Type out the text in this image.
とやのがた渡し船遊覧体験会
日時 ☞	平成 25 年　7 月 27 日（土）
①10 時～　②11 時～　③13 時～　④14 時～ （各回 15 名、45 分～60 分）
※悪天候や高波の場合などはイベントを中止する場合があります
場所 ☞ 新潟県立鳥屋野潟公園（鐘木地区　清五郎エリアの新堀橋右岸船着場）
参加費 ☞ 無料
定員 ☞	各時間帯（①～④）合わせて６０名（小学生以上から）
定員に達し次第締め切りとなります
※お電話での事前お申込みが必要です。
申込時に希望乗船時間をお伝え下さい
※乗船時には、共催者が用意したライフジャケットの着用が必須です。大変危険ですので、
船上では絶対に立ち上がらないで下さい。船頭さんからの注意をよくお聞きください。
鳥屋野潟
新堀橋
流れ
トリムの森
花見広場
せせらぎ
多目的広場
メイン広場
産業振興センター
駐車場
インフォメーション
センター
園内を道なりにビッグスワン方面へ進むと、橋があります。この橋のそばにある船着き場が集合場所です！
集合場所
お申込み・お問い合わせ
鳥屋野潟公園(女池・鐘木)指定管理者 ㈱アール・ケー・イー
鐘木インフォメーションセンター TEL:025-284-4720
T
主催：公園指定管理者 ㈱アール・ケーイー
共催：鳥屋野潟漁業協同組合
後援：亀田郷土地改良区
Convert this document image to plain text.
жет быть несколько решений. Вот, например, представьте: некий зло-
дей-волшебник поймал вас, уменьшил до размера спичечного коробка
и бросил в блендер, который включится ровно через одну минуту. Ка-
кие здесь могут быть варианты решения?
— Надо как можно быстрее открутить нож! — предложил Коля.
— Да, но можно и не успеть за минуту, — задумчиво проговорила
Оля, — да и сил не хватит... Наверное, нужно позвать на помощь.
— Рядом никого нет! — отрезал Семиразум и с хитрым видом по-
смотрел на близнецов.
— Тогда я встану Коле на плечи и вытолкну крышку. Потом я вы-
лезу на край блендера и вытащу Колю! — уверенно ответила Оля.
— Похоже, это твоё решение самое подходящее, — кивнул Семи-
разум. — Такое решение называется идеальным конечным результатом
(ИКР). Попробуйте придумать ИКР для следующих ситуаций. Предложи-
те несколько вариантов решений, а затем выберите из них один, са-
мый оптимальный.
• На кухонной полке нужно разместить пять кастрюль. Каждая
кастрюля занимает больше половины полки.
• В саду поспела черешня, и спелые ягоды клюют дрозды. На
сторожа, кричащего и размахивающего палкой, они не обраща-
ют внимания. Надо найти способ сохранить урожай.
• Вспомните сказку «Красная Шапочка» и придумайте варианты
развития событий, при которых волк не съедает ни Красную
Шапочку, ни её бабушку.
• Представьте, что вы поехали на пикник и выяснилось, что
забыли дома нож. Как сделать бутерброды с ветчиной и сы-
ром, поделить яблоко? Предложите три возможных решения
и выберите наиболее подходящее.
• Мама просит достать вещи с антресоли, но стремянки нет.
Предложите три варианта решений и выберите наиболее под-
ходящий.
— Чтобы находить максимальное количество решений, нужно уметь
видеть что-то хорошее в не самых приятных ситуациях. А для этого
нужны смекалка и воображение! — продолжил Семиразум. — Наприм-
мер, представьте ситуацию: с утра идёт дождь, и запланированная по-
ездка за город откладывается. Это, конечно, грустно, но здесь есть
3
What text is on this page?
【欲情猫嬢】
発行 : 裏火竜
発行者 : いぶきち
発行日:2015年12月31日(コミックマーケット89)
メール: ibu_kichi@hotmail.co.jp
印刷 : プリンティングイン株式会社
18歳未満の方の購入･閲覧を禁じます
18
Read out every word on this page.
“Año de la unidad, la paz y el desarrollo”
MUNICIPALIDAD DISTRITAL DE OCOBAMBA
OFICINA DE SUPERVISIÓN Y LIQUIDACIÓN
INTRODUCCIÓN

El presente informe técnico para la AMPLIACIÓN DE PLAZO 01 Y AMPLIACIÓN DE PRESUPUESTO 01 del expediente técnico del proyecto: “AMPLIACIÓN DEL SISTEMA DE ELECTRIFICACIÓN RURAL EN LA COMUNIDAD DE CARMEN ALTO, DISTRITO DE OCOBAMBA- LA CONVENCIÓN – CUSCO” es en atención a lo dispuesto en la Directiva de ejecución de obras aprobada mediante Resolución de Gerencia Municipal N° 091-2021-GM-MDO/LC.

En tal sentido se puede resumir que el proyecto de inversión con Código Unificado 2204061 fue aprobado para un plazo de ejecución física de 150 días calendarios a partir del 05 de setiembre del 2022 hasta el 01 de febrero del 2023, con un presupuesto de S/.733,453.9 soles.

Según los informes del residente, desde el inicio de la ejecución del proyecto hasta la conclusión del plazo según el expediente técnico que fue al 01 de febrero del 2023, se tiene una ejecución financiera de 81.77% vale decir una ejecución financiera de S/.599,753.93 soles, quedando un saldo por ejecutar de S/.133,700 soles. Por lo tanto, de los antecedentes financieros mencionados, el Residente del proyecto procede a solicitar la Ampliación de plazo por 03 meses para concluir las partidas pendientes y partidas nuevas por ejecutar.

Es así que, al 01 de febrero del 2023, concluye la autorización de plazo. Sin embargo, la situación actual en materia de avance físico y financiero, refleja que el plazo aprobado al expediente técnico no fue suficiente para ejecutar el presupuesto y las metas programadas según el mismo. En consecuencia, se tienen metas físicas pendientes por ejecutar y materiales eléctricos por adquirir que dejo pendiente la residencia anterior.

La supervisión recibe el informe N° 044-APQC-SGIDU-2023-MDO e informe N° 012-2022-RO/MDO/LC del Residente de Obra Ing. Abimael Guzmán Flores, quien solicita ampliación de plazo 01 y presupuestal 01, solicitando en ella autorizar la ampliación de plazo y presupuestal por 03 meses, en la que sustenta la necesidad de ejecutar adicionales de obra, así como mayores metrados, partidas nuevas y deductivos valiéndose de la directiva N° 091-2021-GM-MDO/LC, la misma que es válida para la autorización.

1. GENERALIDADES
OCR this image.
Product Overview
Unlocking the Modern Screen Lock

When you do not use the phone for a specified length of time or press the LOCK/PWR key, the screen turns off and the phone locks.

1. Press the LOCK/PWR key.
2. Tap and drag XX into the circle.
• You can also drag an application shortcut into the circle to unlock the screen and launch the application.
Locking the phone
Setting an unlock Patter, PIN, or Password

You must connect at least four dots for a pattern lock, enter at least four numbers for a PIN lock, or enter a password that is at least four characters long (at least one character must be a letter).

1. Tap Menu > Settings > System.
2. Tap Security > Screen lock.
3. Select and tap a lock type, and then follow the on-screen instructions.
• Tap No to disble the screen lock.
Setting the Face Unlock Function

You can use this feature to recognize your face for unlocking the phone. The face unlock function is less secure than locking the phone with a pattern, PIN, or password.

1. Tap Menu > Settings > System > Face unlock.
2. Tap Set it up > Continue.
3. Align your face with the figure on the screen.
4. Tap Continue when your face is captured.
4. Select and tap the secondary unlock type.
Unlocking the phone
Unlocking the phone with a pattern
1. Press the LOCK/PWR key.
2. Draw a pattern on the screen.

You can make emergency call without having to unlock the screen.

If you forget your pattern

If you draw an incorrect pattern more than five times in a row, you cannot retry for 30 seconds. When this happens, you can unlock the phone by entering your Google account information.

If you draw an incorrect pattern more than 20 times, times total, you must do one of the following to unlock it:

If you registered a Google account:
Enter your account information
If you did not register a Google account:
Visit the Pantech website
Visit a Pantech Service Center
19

# [Exercise instructions]
Nothing should be changed: write out all of the data as is.

# [Result below]
Type out the text in this image.
とやのがた渡し船遊覧体験会
日時 ☞	平成 25 年　7 月 27 日（土）
①10 時～　②11 時～　③13 時～　④14 時～ （各回 15 名、45 分～60 分）
※悪天候や高波の場合などはイベントを中止する場合があります
場所 ☞ 新潟県立鳥屋野潟公園（鐘木地区　清五郎エリアの新堀橋右岸船着場）
参加費 ☞ 無料
定員 ☞	各時間帯（①～④）合わせて６０名（小学生以上から）
定員に達し次第締め切りとなります
※お電話での事前お申込みが必要です。
申込時に希望乗船時間をお伝え下さい
※乗船時には、共催者が用意したライフジャケットの着用が必須です。大変危険ですので、
船上では絶対に立ち上がらないで下さい。船頭さんからの注意をよくお聞きください。
鳥屋野潟
新堀橋
流れ
トリムの森
花見広場
せせらぎ
多目的広場
メイン広場
産業振興センター
駐車場
インフォメーション
センター
園内を道なりにビッグスワン方面へ進むと、橋があります。この橋のそばにある船着き場が集合場所です！
集合場所
お申込み・お問い合わせ
鳥屋野潟公園(女池・鐘木)指定管理者 ㈱アール・ケー・イー
鐘木インフォメーションセンター TEL:025-284-4720
T
主催：公園指定管理者 ㈱アール・ケーイー
共催：鳥屋野潟漁業協同組合
後援：亀田郷土地改良区
Convert this document image to plain text.
жет быть несколько решений. Вот, например, представьте: некий зло-
дей-волшебник поймал вас, уменьшил до размера спичечного коробка
и бросил в блендер, который включится ровно через одну минуту. Ка-
кие здесь могут быть варианты решения?
— Надо как можно быстрее открутить нож! — предложил Коля.
— Да, но можно и не успеть за минуту, — задумчиво проговорила
Оля, — да и сил не хватит... Наверное, нужно позвать на помощь.
— Рядом никого нет! — отрезал Семиразум и с хитрым видом по-
смотрел на близнецов.
— Тогда я встану Коле на плечи и вытолкну крышку. Потом я вы-
лезу на край блендера и вытащу Колю! — уверенно ответила Оля.
— Похоже, это твоё решение самое подходящее, — кивнул Семи-
разум. — Такое решение называется идеальным конечным результатом
(ИКР). Попробуйте придумать ИКР для следующих ситуаций. Предложи-
те несколько вариантов решений, а затем выберите из них один, са-
мый оптимальный.
• На кухонной полке нужно разместить пять кастрюль. Каждая
кастрюля занимает больше половины полки.
• В саду поспела черешня, и спелые ягоды клюют дрозды. На
сторожа, кричащего и размахивающего палкой, они не обраща-
ют внимания. Надо найти способ сохранить урожай.
• Вспомните сказку «Красная Шапочка» и придумайте варианты
развития событий, при которых волк не съедает ни Красную
Шапочку, ни её бабушку.
• Представьте, что вы поехали на пикник и выяснилось, что
забыли дома нож. Как сделать бутерброды с ветчиной и сы-
ром, поделить яблоко? Предложите три возможных решения
и выберите наиболее подходящее.
• Мама просит достать вещи с антресоли, но стремянки нет.
Предложите три варианта решений и выберите наиболее под-
ходящий.
— Чтобы находить максимальное количество решений, нужно уметь
видеть что-то хорошее в не самых приятных ситуациях. А для этого
нужны смекалка и воображение! — продолжил Семиразум. — Наприм-
мер, представьте ситуацию: с утра идёт дождь, и запланированная по-
ездка за город откладывается. Это, конечно, грустно, но здесь есть
3
What text is on this page?
【欲情猫嬢】
発行 : 裏火竜
発行者 : いぶきち
発行日:2015年12月31日(コミックマーケット89)
メール: ibu_kichi@hotmail.co.jp
印刷 : プリンティングイン株式会社
18歳未満の方の購入･閲覧を禁じます
18
Read out every word on this page.
“Año de la unidad, la paz y el desarrollo”
MUNICIPALIDAD DISTRITAL DE OCOBAMBA
OFICINA DE SUPERVISIÓN Y LIQUIDACIÓN
INTRODUCCIÓN

El presente informe técnico para la AMPLIACIÓN DE PLAZO 01 Y AMPLIACIÓN DE PRESUPUESTO 01 del expediente técnico del proyecto: “AMPLIACIÓN DEL SISTEMA DE ELECTRIFICACIÓN RURAL EN LA COMUNIDAD DE CARMEN ALTO, DISTRITO DE OCOBAMBA- LA CONVENCIÓN – CUSCO” es en atención a lo dispuesto en la Directiva de ejecución de obras aprobada mediante Resolución de Gerencia Municipal N° 091-2021-GM-MDO/LC.

En tal sentido se puede resumir que el proyecto de inversión con Código Unificado 2204061 fue aprobado para un plazo de ejecución física de 150 días calendarios a partir del 05 de setiembre del 2022 hasta el 01 de febrero del 2023, con un presupuesto de S/.733,453.9 soles.

Según los informes del residente, desde el inicio de la ejecución del proyecto hasta la conclusión del plazo según el expediente técnico que fue al 01 de febrero del 2023, se tiene una ejecución financiera de 81.77% vale decir una ejecución financiera de S/.599,753.93 soles, quedando un saldo por ejecutar de S/.133,700 soles. Por lo tanto, de los antecedentes financieros mencionados, el Residente del proyecto procede a solicitar la Ampliación de plazo por 03 meses para concluir las partidas pendientes y partidas nuevas por ejecutar.

Es así que, al 01 de febrero del 2023, concluye la autorización de plazo. Sin embargo, la situación actual en materia de avance físico y financiero, refleja que el plazo aprobado al expediente técnico no fue suficiente para ejecutar el presupuesto y las metas programadas según el mismo. En consecuencia, se tienen metas físicas pendientes por ejecutar y materiales eléctricos por adquirir que dejo pendiente la residencia anterior.

La supervisión recibe el informe N° 044-APQC-SGIDU-2023-MDO e informe N° 012-2022-RO/MDO/LC del Residente de Obra Ing. Abimael Guzmán Flores, quien solicita ampliación de plazo 01 y presupuestal 01, solicitando en ella autorizar la ampliación de plazo y presupuestal por 03 meses, en la que sustenta la necesidad de ejecutar adicionales de obra, así como mayores metrados, partidas nuevas y deductivos valiéndose de la directiva N° 091-2021-GM-MDO/LC, la misma que es válida para la autorización.

1. GENERALIDADES
OCR this image.
Product Overview
Unlocking the Modern Screen Lock

When you do not use the phone for a specified length of time or press the LOCK/PWR key, the screen turns off and the phone locks.

1. Press the LOCK/PWR key.
2. Tap and drag XX into the circle.
• You can also drag an application shortcut into the circle to unlock the screen and launch the application.
Locking the phone
Setting an unlock Patter, PIN, or Password

You must connect at least four dots for a pattern lock, enter at least four numbers for a PIN lock, or enter a password that is at least four characters long (at least one character must be a letter).

1. Tap Menu > Settings > System.
2. Tap Security > Screen lock.
3. Select and tap a lock type, and then follow the on-screen instructions.
• Tap No to disble the screen lock.
Setting the Face Unlock Function

You can use this feature to recognize your face for unlocking the phone. The face unlock function is less secure than locking the phone with a pattern, PIN, or password.

1. Tap Menu > Settings > System > Face unlock.
2. Tap Set it up > Continue.
3. Align your face with the figure on the screen.
4. Tap Continue when your face is captured.
4. Select and tap the secondary unlock type.
Unlocking the phone
Unlocking the phone with a pattern
1. Press the LOCK/PWR key.
2. Draw a pattern on the screen.

You can make emergency call without having to unlock the screen.

If you forget your pattern

If you draw an incorrect pattern more than five times in a row, you cannot retry for 30 seconds. When this happens, you can unlock the phone by entering your Google account information.

If you draw an incorrect pattern more than 20 times, times total, you must do one of the following to unlock it:

If you registered a Google account:
Enter your account information
If you did not register a Google account:
Visit the Pantech website
Visit a Pantech Service Center
19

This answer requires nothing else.